After the Ohio Supreme Court's decision in State v. Foster, sentencing judges are free to impose any sentence within the applicable statutory range without the need to make any specific judicial findings. See Foster, 845 N.E.2d at 496. Stated otherwise, because Ohio remedied its unconstitutional sentencing regime by making its guidelines advisory, there is no reason to believe the Petitioner would receive a more favorable sentence if the Court grants his habeas request for relief. In light of the fact that the Supreme Court has held that Blakely violations are not "structural" errors that require automatic reversal, we therefore agree with Respondent that no basis exists for granting the Petitioner's request for relief despite the fact that his re-sentencing clearly did violate Blakely.

------

#### [DIRECTIONS]
A. Answer these questions from the Ohio sentencing passage:
(i) After State v. Foster, what sentence may judges impose, and what do they no longer need to make?
(ii) How did Ohio remedy its unconstitutional sentencing regime?
(iii) What kind of errors has the Supreme Court held Blakely violations are not?
B. Pick up the Ohio sentencing passage after its last sentence and carry it on.

------

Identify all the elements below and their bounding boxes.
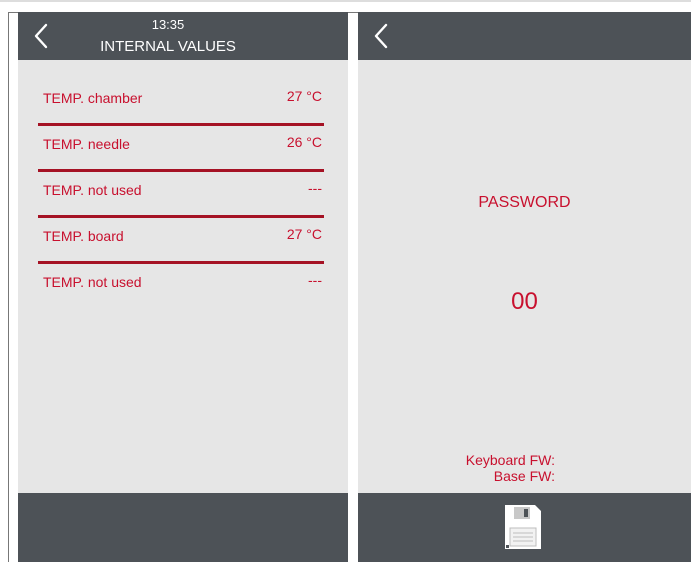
page-top-border	[0, 0, 691, 2]
back-button[interactable]	[368, 20, 398, 52]
row-divider	[38, 215, 324, 218]
list-item: TEMP. needle 26 °C	[38, 128, 324, 174]
row-divider	[38, 261, 324, 264]
list-item: TEMP. board 27 °C	[38, 220, 324, 266]
row-label: TEMP. needle	[43, 136, 130, 152]
row-value: ---	[308, 180, 322, 196]
firmware-info: Keyboard FW: Base FW:	[466, 452, 555, 484]
base-fw-label: Base FW:	[493, 468, 555, 484]
internal-values-screen: 13:35 INTERNAL VALUES TEMP. chamber 27 °…	[18, 12, 348, 562]
list-item: TEMP. not used ---	[38, 174, 324, 220]
password-value[interactable]: 00	[358, 288, 691, 316]
row-value: ---	[308, 272, 322, 288]
figure-frame-left	[8, 12, 9, 562]
list-item: TEMP. not used ---	[38, 266, 324, 312]
page-title: INTERNAL VALUES	[100, 38, 236, 55]
keyboard-fw-label: Keyboard FW:	[465, 452, 555, 468]
row-divider	[38, 169, 324, 172]
floppy-disk-icon	[505, 505, 541, 549]
row-value: 27 °C	[286, 226, 322, 242]
list-item: TEMP. chamber 27 °C	[38, 82, 324, 128]
chevron-left-icon	[374, 23, 388, 49]
row-label: TEMP. chamber	[43, 90, 143, 106]
values-list: TEMP. chamber 27 °C TEMP. needle 26 °C T…	[38, 82, 324, 312]
row-value: 26 °C	[286, 134, 322, 150]
header-bar: 13:35 INTERNAL VALUES	[18, 12, 348, 60]
password-screen: PASSWORD 00 Keyboard FW: Base FW:	[358, 12, 691, 562]
row-label: TEMP. board	[43, 228, 124, 244]
header-bar	[358, 12, 691, 60]
password-label: PASSWORD	[478, 194, 571, 211]
footer-bar	[18, 493, 348, 562]
row-value: 27 °C	[286, 88, 322, 104]
footer-bar	[358, 493, 691, 562]
row-divider	[38, 123, 324, 126]
row-label: TEMP. not used	[43, 182, 142, 198]
row-label: TEMP. not used	[43, 274, 142, 290]
save-button[interactable]	[503, 503, 543, 551]
clock-time: 13:35	[151, 17, 185, 32]
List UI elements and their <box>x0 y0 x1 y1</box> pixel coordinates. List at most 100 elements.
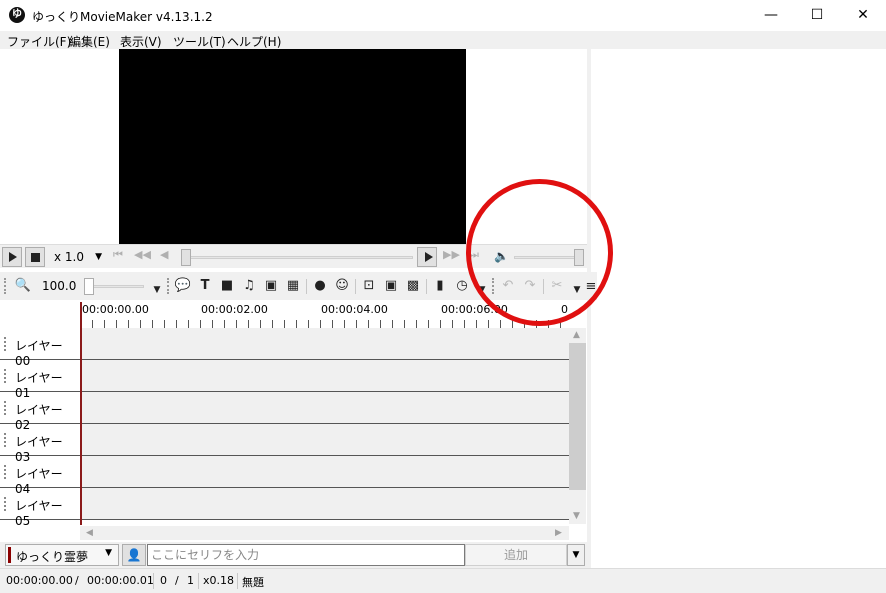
effect-icon[interactable]: ⊡ <box>360 277 378 295</box>
layer-track[interactable] <box>80 424 569 456</box>
layer-track[interactable] <box>80 328 569 360</box>
playback-speed-select[interactable]: x 1.0 ▼ <box>48 247 106 267</box>
step-back-icon[interactable]: ◀ <box>160 248 168 261</box>
image-icon[interactable]: ▣ <box>262 277 280 295</box>
project-name: 無題 <box>242 576 264 589</box>
layer-header[interactable]: レイヤー 03 <box>0 424 80 464</box>
voice-settings-button[interactable]: 👤 <box>122 544 146 566</box>
drag-handle-icon[interactable] <box>4 401 6 415</box>
layer-track[interactable] <box>80 360 569 392</box>
layer-header[interactable]: レイヤー 01 <box>0 360 80 400</box>
vertical-scroll-thumb[interactable] <box>569 343 586 490</box>
app-logo-icon: ゆ <box>9 7 25 23</box>
drag-handle-icon[interactable] <box>4 369 6 383</box>
scroll-down-icon[interactable]: ▼ <box>573 511 580 521</box>
dialogue-input[interactable] <box>147 544 465 566</box>
menu-file[interactable]: ファイル(F) <box>7 33 71 50</box>
close-button[interactable]: ✕ <box>840 0 886 31</box>
scroll-right-icon[interactable]: ▶ <box>555 528 562 538</box>
layer-track[interactable] <box>80 392 569 424</box>
drag-handle-icon[interactable] <box>4 465 6 479</box>
menu-edit[interactable]: 編集(E) <box>69 33 110 50</box>
drag-handle-icon[interactable] <box>4 497 6 511</box>
step-forward-button[interactable] <box>417 247 437 267</box>
next-frame-icon[interactable]: ▶▶ <box>443 248 460 261</box>
overflow-icon[interactable]: ▼ <box>148 281 166 299</box>
minimize-button[interactable]: — <box>748 0 794 31</box>
playback-bar: x 1.0 ▼ ⏮ ◀◀ ◀ ▶▶ ⏭ 🔈 <box>0 244 587 268</box>
toolbar-menu-icon[interactable]: ≡ <box>582 278 600 296</box>
zoom-slider-thumb[interactable] <box>84 278 94 295</box>
skip-end-icon[interactable]: ⏭ <box>469 248 479 262</box>
add-button[interactable]: 追加 <box>465 544 567 566</box>
timeline-horizontal-scrollbar[interactable] <box>80 526 569 540</box>
window-title: ゆっくりMovieMaker v4.13.1.2 <box>32 10 213 24</box>
menu-view[interactable]: 表示(V) <box>120 33 162 50</box>
zoom-icon: 🔍 <box>14 278 32 293</box>
clock-icon[interactable]: ◷ <box>453 277 471 295</box>
layer-header[interactable]: レイヤー 05 <box>0 488 80 528</box>
prev-frame-icon[interactable]: ◀◀ <box>134 248 151 261</box>
volume-slider-thumb[interactable] <box>574 249 584 266</box>
timeline-track-area[interactable] <box>80 328 569 520</box>
ruler-label: 00:00:02.00 <box>201 303 268 316</box>
bookmark-icon[interactable]: ▮ <box>431 277 449 295</box>
playback-speed-value: x 1.0 <box>54 250 84 264</box>
stop-button[interactable] <box>25 247 45 267</box>
ruler-label: 0 <box>561 303 568 316</box>
overflow-icon[interactable]: ▼ <box>473 281 491 299</box>
skip-start-icon[interactable]: ⏮ <box>113 248 123 262</box>
render-speed: x0.18 <box>203 574 235 587</box>
layer-track[interactable] <box>80 456 569 488</box>
timeline-toolbar: 🔍 100.0 ▼ 💬 T ■ ♫ ▣ ▦ ● ☺ ⊡ ▣ ▩ ▮ ◷ ▼ ↶ … <box>0 272 597 300</box>
zoom-value: 100.0 <box>42 279 77 293</box>
total-time: 00:00:00.01 <box>87 574 154 587</box>
layer-header[interactable]: レイヤー 02 <box>0 392 80 432</box>
redo-icon[interactable]: ↷ <box>521 277 539 295</box>
item-properties-pane <box>591 49 886 568</box>
scissors-icon[interactable]: ✂ <box>548 277 566 295</box>
layer-track[interactable] <box>80 488 569 520</box>
ruler-label: 00:00:00.00 <box>82 303 149 316</box>
speech-bubble-icon[interactable]: 💬 <box>174 277 192 295</box>
volume-track[interactable] <box>514 256 580 259</box>
layer-header[interactable]: レイヤー 00 <box>0 328 80 368</box>
smiley-icon[interactable]: ☺ <box>333 277 351 295</box>
seek-track[interactable] <box>185 256 413 259</box>
zoom-track[interactable] <box>88 285 144 288</box>
video-preview[interactable] <box>119 49 466 244</box>
scroll-up-icon[interactable]: ▲ <box>573 330 580 340</box>
playhead[interactable] <box>80 302 82 525</box>
layer-header[interactable]: レイヤー 04 <box>0 456 80 496</box>
undo-icon[interactable]: ↶ <box>499 277 517 295</box>
drag-handle-icon[interactable] <box>4 337 6 351</box>
toolbar-grip[interactable] <box>167 278 169 294</box>
toolbar-grip[interactable] <box>492 278 494 294</box>
image-effect-icon[interactable]: ▣ <box>382 277 400 295</box>
character-select[interactable]: ゆっくり霊夢 ▼ <box>5 544 119 566</box>
ruler-ticks <box>80 320 569 328</box>
ruler-label: 00:00:04.00 <box>321 303 388 316</box>
stop-icon <box>31 253 40 262</box>
status-divider <box>198 573 199 589</box>
timeline-ruler[interactable]: 00:00:00.00 00:00:02.00 00:00:04.00 00:0… <box>80 300 569 328</box>
menu-help[interactable]: ヘルプ(H) <box>227 33 281 50</box>
seek-slider-thumb[interactable] <box>181 249 191 266</box>
grid-icon[interactable]: ▩ <box>404 277 422 295</box>
status-bar: 00:00:00.00 / 00:00:00.01 0 / 1 x0.18 無題 <box>0 568 886 593</box>
text-icon[interactable]: T <box>196 277 214 295</box>
toolbar-grip[interactable] <box>4 278 6 294</box>
play-button[interactable] <box>2 247 22 267</box>
add-options-button[interactable]: ▼ <box>567 544 585 566</box>
add-shapes-icon[interactable]: ▦ <box>284 277 302 295</box>
scroll-left-icon[interactable]: ◀ <box>86 528 93 538</box>
person-icon[interactable]: ● <box>311 277 329 295</box>
speaker-icon[interactable]: 🔈 <box>494 249 509 263</box>
maximize-button[interactable]: ☐ <box>794 0 840 31</box>
play-icon <box>9 252 17 262</box>
music-note-icon[interactable]: ♫ <box>240 277 258 295</box>
drag-handle-icon[interactable] <box>4 433 6 447</box>
menu-tools[interactable]: ツール(T) <box>173 33 226 50</box>
toolbar-divider <box>543 279 544 294</box>
video-camera-icon[interactable]: ■ <box>218 277 236 295</box>
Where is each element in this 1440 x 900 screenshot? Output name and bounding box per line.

------

#### [EXERCISE RESPONSES]
A.
(i) Any sentence within the applicable statutory range, with no need to make any specific judicial findings.
(ii) By making its guidelines advisory.
(iii) "Structural" errors that require automatic reversal.

B.
Id. Respondent also refers to United States v. Satterfield, 2006 WL 2986449 (6th Cir. Oct. 18, 2006), an unpublished decision, wherein the United States Court of Appeals for the Sixth Circuit held the District Court's error in sentencing the defendant post-Blakely, but pre-Booker, to 36 months incarceration without consideration of the United States Sentencing Guidelines was harmless, because it was "well-below the advisory guideline range of 87-108 months." Id.

After careful consideration of the entire record, and for the reasons detailed by the Magistrate Judge, see Report and Recommendation at 17-21, this Court remains unpersuaded by respondent's argument that the Blakely error was harmless.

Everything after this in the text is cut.